==== Entries
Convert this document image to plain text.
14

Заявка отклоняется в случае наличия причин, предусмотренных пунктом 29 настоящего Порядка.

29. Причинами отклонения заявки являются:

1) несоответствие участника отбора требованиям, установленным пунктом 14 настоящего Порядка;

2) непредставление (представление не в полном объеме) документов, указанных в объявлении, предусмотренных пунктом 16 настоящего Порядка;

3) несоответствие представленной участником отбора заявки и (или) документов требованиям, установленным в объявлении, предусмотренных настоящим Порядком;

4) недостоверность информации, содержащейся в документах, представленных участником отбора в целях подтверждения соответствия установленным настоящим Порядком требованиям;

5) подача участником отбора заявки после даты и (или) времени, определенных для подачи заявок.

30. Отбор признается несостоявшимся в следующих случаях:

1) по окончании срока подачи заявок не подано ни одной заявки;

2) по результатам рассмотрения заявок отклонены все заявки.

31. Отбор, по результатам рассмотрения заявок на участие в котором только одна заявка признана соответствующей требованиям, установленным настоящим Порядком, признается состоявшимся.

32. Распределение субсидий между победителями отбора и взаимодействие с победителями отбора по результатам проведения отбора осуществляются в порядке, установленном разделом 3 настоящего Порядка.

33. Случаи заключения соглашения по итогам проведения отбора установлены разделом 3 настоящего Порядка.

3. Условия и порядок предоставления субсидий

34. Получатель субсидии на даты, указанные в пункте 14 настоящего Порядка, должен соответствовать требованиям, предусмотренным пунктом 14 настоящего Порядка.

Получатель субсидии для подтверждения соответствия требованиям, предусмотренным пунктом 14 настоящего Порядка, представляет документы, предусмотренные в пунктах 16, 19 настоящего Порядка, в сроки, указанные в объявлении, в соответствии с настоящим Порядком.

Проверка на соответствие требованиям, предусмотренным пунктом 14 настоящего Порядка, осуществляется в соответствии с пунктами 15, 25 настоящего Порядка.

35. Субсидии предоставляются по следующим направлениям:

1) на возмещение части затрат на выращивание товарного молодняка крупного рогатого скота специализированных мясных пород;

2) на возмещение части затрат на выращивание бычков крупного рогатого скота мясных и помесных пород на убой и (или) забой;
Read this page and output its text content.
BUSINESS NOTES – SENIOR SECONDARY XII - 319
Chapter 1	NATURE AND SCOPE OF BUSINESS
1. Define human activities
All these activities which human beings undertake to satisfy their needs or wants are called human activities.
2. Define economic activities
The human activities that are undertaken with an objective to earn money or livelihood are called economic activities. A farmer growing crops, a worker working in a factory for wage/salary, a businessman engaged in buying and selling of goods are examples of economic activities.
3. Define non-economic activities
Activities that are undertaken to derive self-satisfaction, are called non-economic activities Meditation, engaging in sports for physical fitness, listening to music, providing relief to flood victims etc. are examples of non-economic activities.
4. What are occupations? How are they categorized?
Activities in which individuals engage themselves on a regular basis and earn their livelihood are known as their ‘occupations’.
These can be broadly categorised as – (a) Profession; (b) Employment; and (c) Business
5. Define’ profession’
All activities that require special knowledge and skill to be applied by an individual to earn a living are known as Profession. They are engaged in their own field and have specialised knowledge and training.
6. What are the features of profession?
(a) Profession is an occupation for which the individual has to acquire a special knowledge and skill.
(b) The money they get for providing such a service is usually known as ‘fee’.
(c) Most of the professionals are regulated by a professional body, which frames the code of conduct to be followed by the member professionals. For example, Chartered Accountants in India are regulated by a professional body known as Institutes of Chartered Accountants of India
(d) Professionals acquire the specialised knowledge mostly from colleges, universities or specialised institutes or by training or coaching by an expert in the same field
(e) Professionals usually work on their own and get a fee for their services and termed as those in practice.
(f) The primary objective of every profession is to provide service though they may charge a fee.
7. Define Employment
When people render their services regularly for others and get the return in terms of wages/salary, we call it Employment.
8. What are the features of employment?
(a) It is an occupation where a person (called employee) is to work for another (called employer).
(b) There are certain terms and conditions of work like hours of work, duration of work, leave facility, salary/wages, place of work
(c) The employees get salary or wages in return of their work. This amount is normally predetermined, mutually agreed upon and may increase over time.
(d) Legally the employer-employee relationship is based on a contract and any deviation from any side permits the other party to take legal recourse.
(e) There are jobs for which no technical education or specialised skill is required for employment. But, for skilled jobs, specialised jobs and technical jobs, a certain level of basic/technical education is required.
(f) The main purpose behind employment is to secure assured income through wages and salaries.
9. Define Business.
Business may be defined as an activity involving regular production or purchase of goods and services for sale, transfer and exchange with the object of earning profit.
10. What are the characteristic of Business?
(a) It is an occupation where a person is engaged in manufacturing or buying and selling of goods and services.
========
_Stated problem_
Using the records above, gather all lines where the string "мясных" is present.

_Answer to this task_
1) на возмещение части затрат на выращивание товарного молодняка крупного рогатого скота специализированных мясных пород;
2) на возмещение части затрат на выращивание бычков крупного рогатого скота мясных и помесных пород на убой и (или) забой;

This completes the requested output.